* Dataset records
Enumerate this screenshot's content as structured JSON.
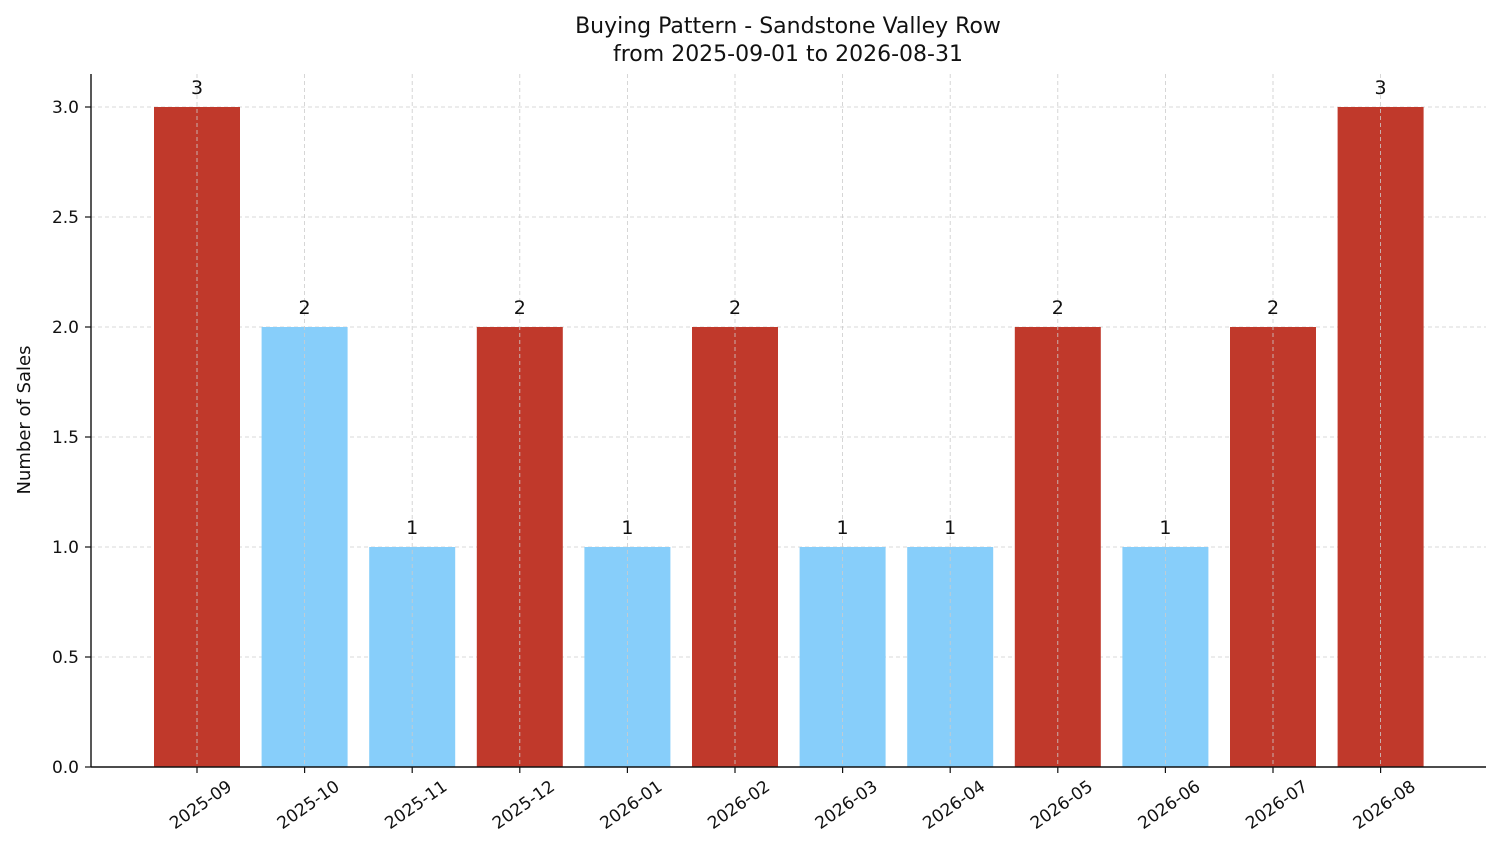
{
  "chart_data": {
    "type": "bar",
    "title": "Buying Pattern - Sandstone Valley Row",
    "subtitle": "from 2025-09-01 to 2026-08-31",
    "xlabel": "",
    "ylabel": "Number of Sales",
    "categories": [
      "2025-09",
      "2025-10",
      "2025-11",
      "2025-12",
      "2026-01",
      "2026-02",
      "2026-03",
      "2026-04",
      "2026-05",
      "2026-06",
      "2026-07",
      "2026-08"
    ],
    "values": [
      3,
      2,
      1,
      2,
      1,
      2,
      1,
      1,
      2,
      1,
      2,
      3
    ],
    "data_labels": [
      "3",
      "2",
      "1",
      "2",
      "1",
      "2",
      "1",
      "1",
      "2",
      "1",
      "2",
      "3"
    ],
    "highlight": [
      true,
      false,
      false,
      true,
      false,
      true,
      false,
      false,
      true,
      false,
      true,
      true
    ],
    "ylim": [
      0,
      3.15
    ],
    "yticks": [
      "0.0",
      "0.5",
      "1.0",
      "1.5",
      "2.0",
      "2.5",
      "3.0"
    ],
    "colors": {
      "highlight": "#c0392b",
      "normal": "#87cefa"
    },
    "grid": true,
    "legend": "none"
  }
}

* What to work on
Quote the data above in full, leaving out the pictures it holds.

* Expected output
Enumerate this screenshot's content as structured JSON.
{
  "chart_data": {
    "type": "bar",
    "title": "Buying Pattern - Sandstone Valley Row",
    "subtitle": "from 2025-09-01 to 2026-08-31",
    "xlabel": "",
    "ylabel": "Number of Sales",
    "categories": [
      "2025-09",
      "2025-10",
      "2025-11",
      "2025-12",
      "2026-01",
      "2026-02",
      "2026-03",
      "2026-04",
      "2026-05",
      "2026-06",
      "2026-07",
      "2026-08"
    ],
    "values": [
      3,
      2,
      1,
      2,
      1,
      2,
      1,
      1,
      2,
      1,
      2,
      3
    ],
    "data_labels": [
      "3",
      "2",
      "1",
      "2",
      "1",
      "2",
      "1",
      "1",
      "2",
      "1",
      "2",
      "3"
    ],
    "highlight": [
      true,
      false,
      false,
      true,
      false,
      true,
      false,
      false,
      true,
      false,
      true,
      true
    ],
    "ylim": [
      0,
      3.15
    ],
    "yticks": [
      "0.0",
      "0.5",
      "1.0",
      "1.5",
      "2.0",
      "2.5",
      "3.0"
    ],
    "colors": {
      "highlight": "#c0392b",
      "normal": "#87cefa"
    },
    "grid": true,
    "legend": "none"
  }
}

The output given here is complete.